[Start]

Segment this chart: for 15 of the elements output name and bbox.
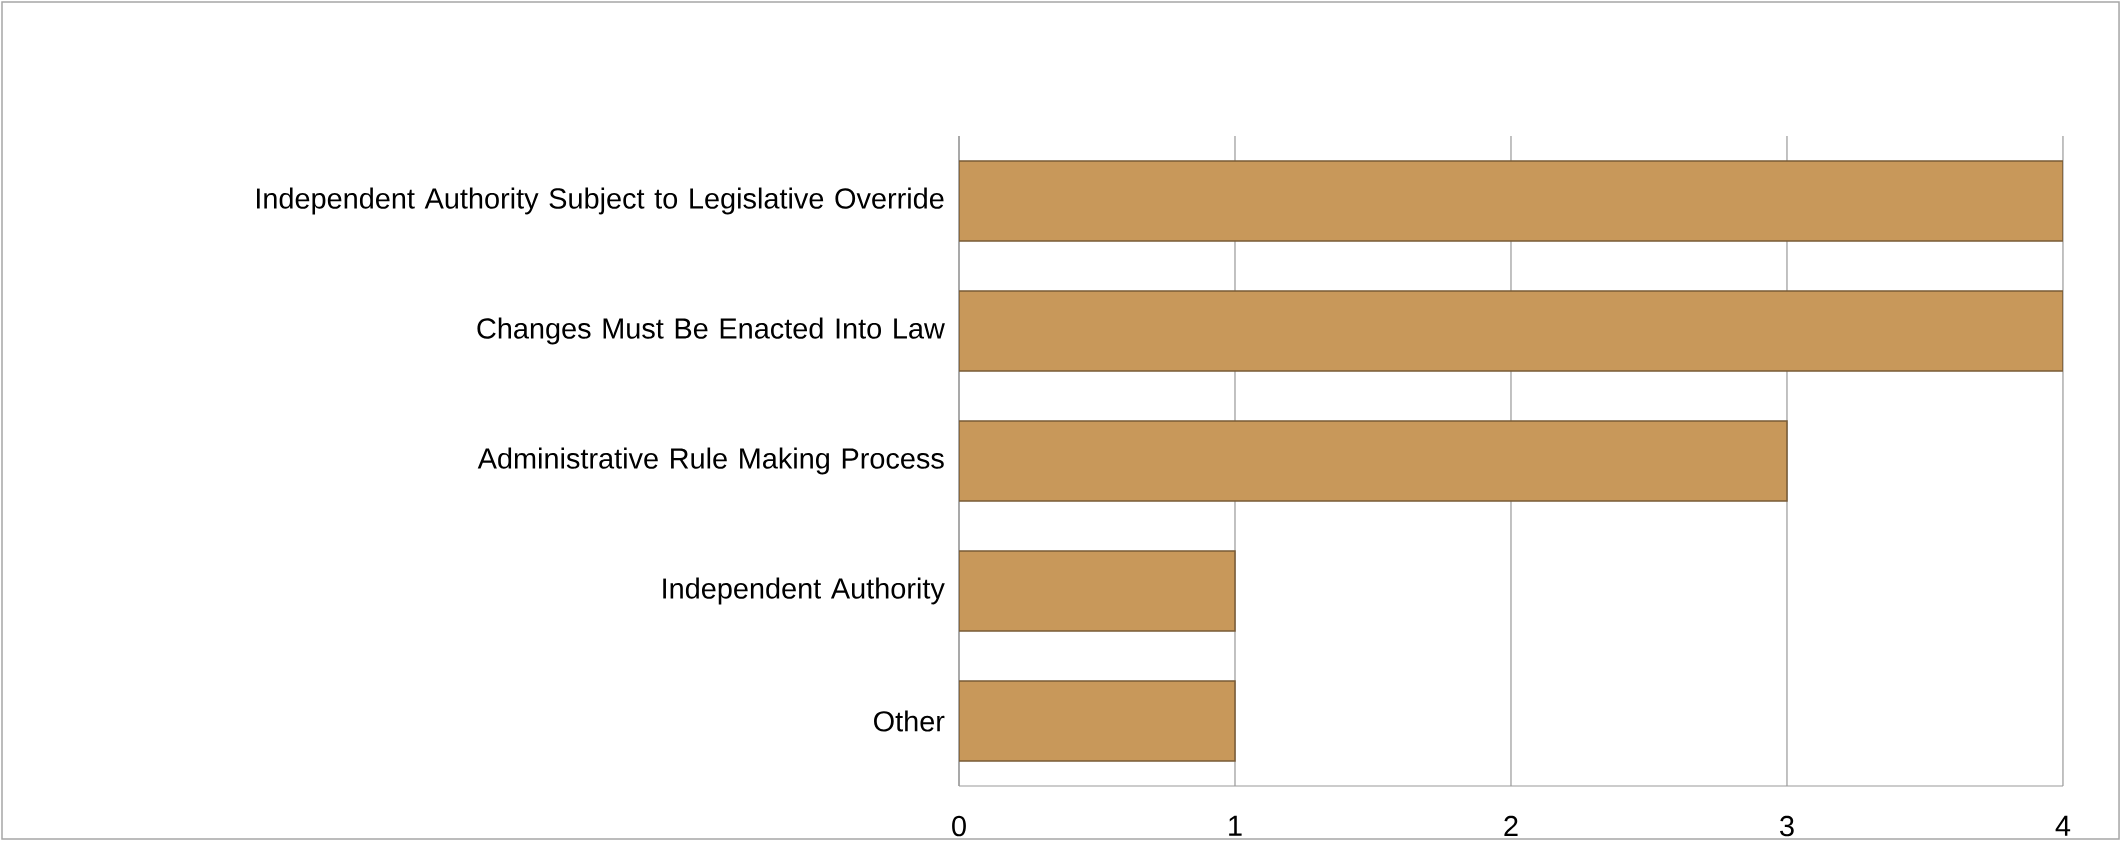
x-tick-label: 4 bbox=[2055, 815, 2071, 836]
bar bbox=[959, 160, 2063, 242]
x-tick-label: 3 bbox=[1780, 815, 1794, 837]
bar bbox=[959, 680, 1236, 762]
y-tick-label: Changes Must Be Enacted Into Law bbox=[477, 317, 945, 345]
y-tick-label: Independent Authority bbox=[663, 577, 945, 605]
y-tick-label: Administrative Rule Making Process bbox=[477, 447, 944, 475]
x-tick-label: 1 bbox=[1229, 815, 1242, 836]
bar bbox=[959, 290, 2063, 372]
x-tick-label: 0 bbox=[952, 815, 966, 837]
bar bbox=[959, 550, 1236, 632]
x-tick-label: 2 bbox=[1504, 815, 1518, 836]
y-tick-label: Other bbox=[874, 710, 945, 732]
y-tick-label: Independent Authority Subject to Legislative Override bbox=[256, 187, 944, 215]
bar bbox=[959, 420, 1788, 502]
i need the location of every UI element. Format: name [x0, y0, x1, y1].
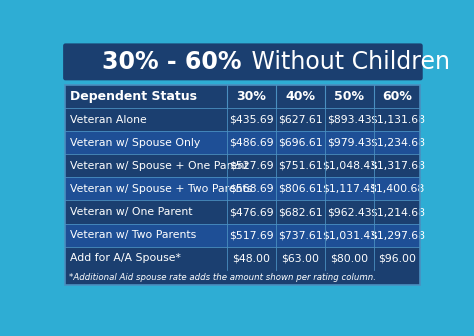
Text: $1,048.43: $1,048.43	[322, 161, 377, 171]
Text: $476.69: $476.69	[229, 207, 274, 217]
Text: $1,234.68: $1,234.68	[370, 138, 425, 148]
Text: $962.43: $962.43	[327, 207, 372, 217]
Text: $806.61: $806.61	[278, 184, 323, 194]
Text: Veteran w/ Spouse + Two Parents: Veteran w/ Spouse + Two Parents	[70, 184, 253, 194]
Text: 60%: 60%	[382, 90, 412, 103]
Text: $1,031.43: $1,031.43	[322, 230, 377, 240]
Text: Add for A/A Spouse*: Add for A/A Spouse*	[70, 253, 181, 263]
FancyBboxPatch shape	[65, 154, 420, 177]
Text: $517.69: $517.69	[229, 230, 274, 240]
Text: $696.61: $696.61	[278, 138, 323, 148]
FancyBboxPatch shape	[63, 43, 423, 80]
Text: 40%: 40%	[285, 90, 315, 103]
Text: $751.61: $751.61	[278, 161, 323, 171]
Text: Veteran Alone: Veteran Alone	[70, 115, 147, 125]
Text: *Additional Aid spouse rate adds the amount shown per rating column.: *Additional Aid spouse rate adds the amo…	[69, 273, 376, 282]
Text: $682.61: $682.61	[278, 207, 323, 217]
Text: $1,117.43: $1,117.43	[322, 184, 377, 194]
Text: Veteran w/ Two Parents: Veteran w/ Two Parents	[70, 230, 196, 240]
Text: $1,214.68: $1,214.68	[370, 207, 425, 217]
FancyBboxPatch shape	[65, 247, 420, 270]
FancyBboxPatch shape	[65, 201, 420, 223]
Text: $486.69: $486.69	[229, 138, 274, 148]
Text: Without Children: Without Children	[245, 50, 450, 74]
Text: 50%: 50%	[335, 90, 365, 103]
FancyBboxPatch shape	[65, 131, 420, 154]
Text: Dependent Status: Dependent Status	[70, 90, 197, 103]
Text: $568.69: $568.69	[229, 184, 274, 194]
FancyBboxPatch shape	[65, 85, 420, 108]
Text: Veteran w/ One Parent: Veteran w/ One Parent	[70, 207, 192, 217]
Text: Veteran w/ Spouse + One Parent: Veteran w/ Spouse + One Parent	[70, 161, 249, 171]
Text: $80.00: $80.00	[330, 253, 368, 263]
Text: 30% - 60%: 30% - 60%	[102, 50, 241, 74]
Text: $1,297.68: $1,297.68	[370, 230, 425, 240]
Text: Veteran w/ Spouse Only: Veteran w/ Spouse Only	[70, 138, 201, 148]
FancyBboxPatch shape	[65, 270, 420, 285]
Text: $1,400.68: $1,400.68	[370, 184, 425, 194]
FancyBboxPatch shape	[65, 108, 420, 131]
Text: $627.61: $627.61	[278, 115, 323, 125]
Text: $737.61: $737.61	[278, 230, 323, 240]
Text: $1,131.68: $1,131.68	[370, 115, 425, 125]
Text: 30%: 30%	[237, 90, 266, 103]
FancyBboxPatch shape	[65, 177, 420, 201]
Text: $48.00: $48.00	[232, 253, 271, 263]
Text: $1,317.68: $1,317.68	[370, 161, 425, 171]
Text: $893.43: $893.43	[327, 115, 372, 125]
Text: $527.69: $527.69	[229, 161, 274, 171]
Text: $979.43: $979.43	[327, 138, 372, 148]
FancyBboxPatch shape	[65, 223, 420, 247]
Text: $63.00: $63.00	[282, 253, 319, 263]
Text: $435.69: $435.69	[229, 115, 274, 125]
Text: $96.00: $96.00	[378, 253, 416, 263]
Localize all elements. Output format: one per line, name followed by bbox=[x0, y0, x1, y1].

[End]

> _DESCRIPTION OF THE TASK_:
Reproduce the entire listing above line for line, leaving out the pictures.

> _RESULT FOR THIS EXERCISE_:
Segment this chart: for 15 of the elements output name and bbox.
x-tick-label: 4 bbox=[2055, 815, 2071, 836]
bar bbox=[959, 160, 2063, 242]
x-tick-label: 3 bbox=[1780, 815, 1794, 837]
bar bbox=[959, 680, 1236, 762]
y-tick-label: Changes Must Be Enacted Into Law bbox=[477, 317, 945, 345]
y-tick-label: Independent Authority bbox=[663, 577, 945, 605]
y-tick-label: Administrative Rule Making Process bbox=[477, 447, 944, 475]
x-tick-label: 1 bbox=[1229, 815, 1242, 836]
bar bbox=[959, 290, 2063, 372]
x-tick-label: 0 bbox=[952, 815, 966, 837]
bar bbox=[959, 550, 1236, 632]
x-tick-label: 2 bbox=[1504, 815, 1518, 836]
y-tick-label: Other bbox=[874, 710, 945, 732]
y-tick-label: Independent Authority Subject to Legislative Override bbox=[256, 187, 944, 215]
bar bbox=[959, 420, 1788, 502]
i need the location of every UI element. Format: name [x0, y0, x1, y1].
Text: $1,048.43: $1,048.43	[322, 161, 377, 171]
Text: $476.69: $476.69	[229, 207, 274, 217]
Text: $1,234.68: $1,234.68	[370, 138, 425, 148]
Text: $962.43: $962.43	[327, 207, 372, 217]
Text: $806.61: $806.61	[278, 184, 323, 194]
Text: Veteran w/ Spouse + Two Parents: Veteran w/ Spouse + Two Parents	[70, 184, 253, 194]
Text: 60%: 60%	[382, 90, 412, 103]
Text: $1,031.43: $1,031.43	[322, 230, 377, 240]
Text: Add for A/A Spouse*: Add for A/A Spouse*	[70, 253, 181, 263]
FancyBboxPatch shape	[65, 154, 420, 177]
Text: $517.69: $517.69	[229, 230, 274, 240]
Text: $696.61: $696.61	[278, 138, 323, 148]
FancyBboxPatch shape	[63, 43, 423, 80]
Text: 40%: 40%	[285, 90, 315, 103]
Text: $751.61: $751.61	[278, 161, 323, 171]
Text: Veteran Alone: Veteran Alone	[70, 115, 147, 125]
Text: *Additional Aid spouse rate adds the amount shown per rating column.: *Additional Aid spouse rate adds the amo…	[69, 273, 376, 282]
Text: $682.61: $682.61	[278, 207, 323, 217]
Text: $1,117.43: $1,117.43	[322, 184, 377, 194]
Text: Veteran w/ Two Parents: Veteran w/ Two Parents	[70, 230, 196, 240]
Text: $1,214.68: $1,214.68	[370, 207, 425, 217]
FancyBboxPatch shape	[65, 247, 420, 270]
FancyBboxPatch shape	[65, 201, 420, 223]
Text: $486.69: $486.69	[229, 138, 274, 148]
Text: Without Children: Without Children	[245, 50, 450, 74]
Text: 50%: 50%	[335, 90, 365, 103]
FancyBboxPatch shape	[65, 131, 420, 154]
Text: Dependent Status: Dependent Status	[70, 90, 197, 103]
Text: $568.69: $568.69	[229, 184, 274, 194]
FancyBboxPatch shape	[65, 85, 420, 108]
Text: Veteran w/ One Parent: Veteran w/ One Parent	[70, 207, 192, 217]
Text: Veteran w/ Spouse + One Parent: Veteran w/ Spouse + One Parent	[70, 161, 249, 171]
Text: $80.00: $80.00	[330, 253, 368, 263]
Text: 30% - 60%: 30% - 60%	[102, 50, 241, 74]
Text: $1,297.68: $1,297.68	[370, 230, 425, 240]
Text: Veteran w/ Spouse Only: Veteran w/ Spouse Only	[70, 138, 201, 148]
FancyBboxPatch shape	[65, 270, 420, 285]
Text: $1,400.68: $1,400.68	[370, 184, 425, 194]
FancyBboxPatch shape	[65, 108, 420, 131]
Text: $627.61: $627.61	[278, 115, 323, 125]
Text: $737.61: $737.61	[278, 230, 323, 240]
Text: $1,131.68: $1,131.68	[370, 115, 425, 125]
Text: 30%: 30%	[237, 90, 266, 103]
FancyBboxPatch shape	[65, 177, 420, 201]
Text: $48.00: $48.00	[232, 253, 271, 263]
Text: $1,317.68: $1,317.68	[370, 161, 425, 171]
Text: $893.43: $893.43	[327, 115, 372, 125]
Text: $527.69: $527.69	[229, 161, 274, 171]
Text: $979.43: $979.43	[327, 138, 372, 148]
FancyBboxPatch shape	[65, 223, 420, 247]
Text: $63.00: $63.00	[282, 253, 319, 263]
Text: $435.69: $435.69	[229, 115, 274, 125]
Text: $96.00: $96.00	[378, 253, 416, 263]
Localize all elements. Output format: one per line, name followed by bbox=[x0, y0, x1, y1].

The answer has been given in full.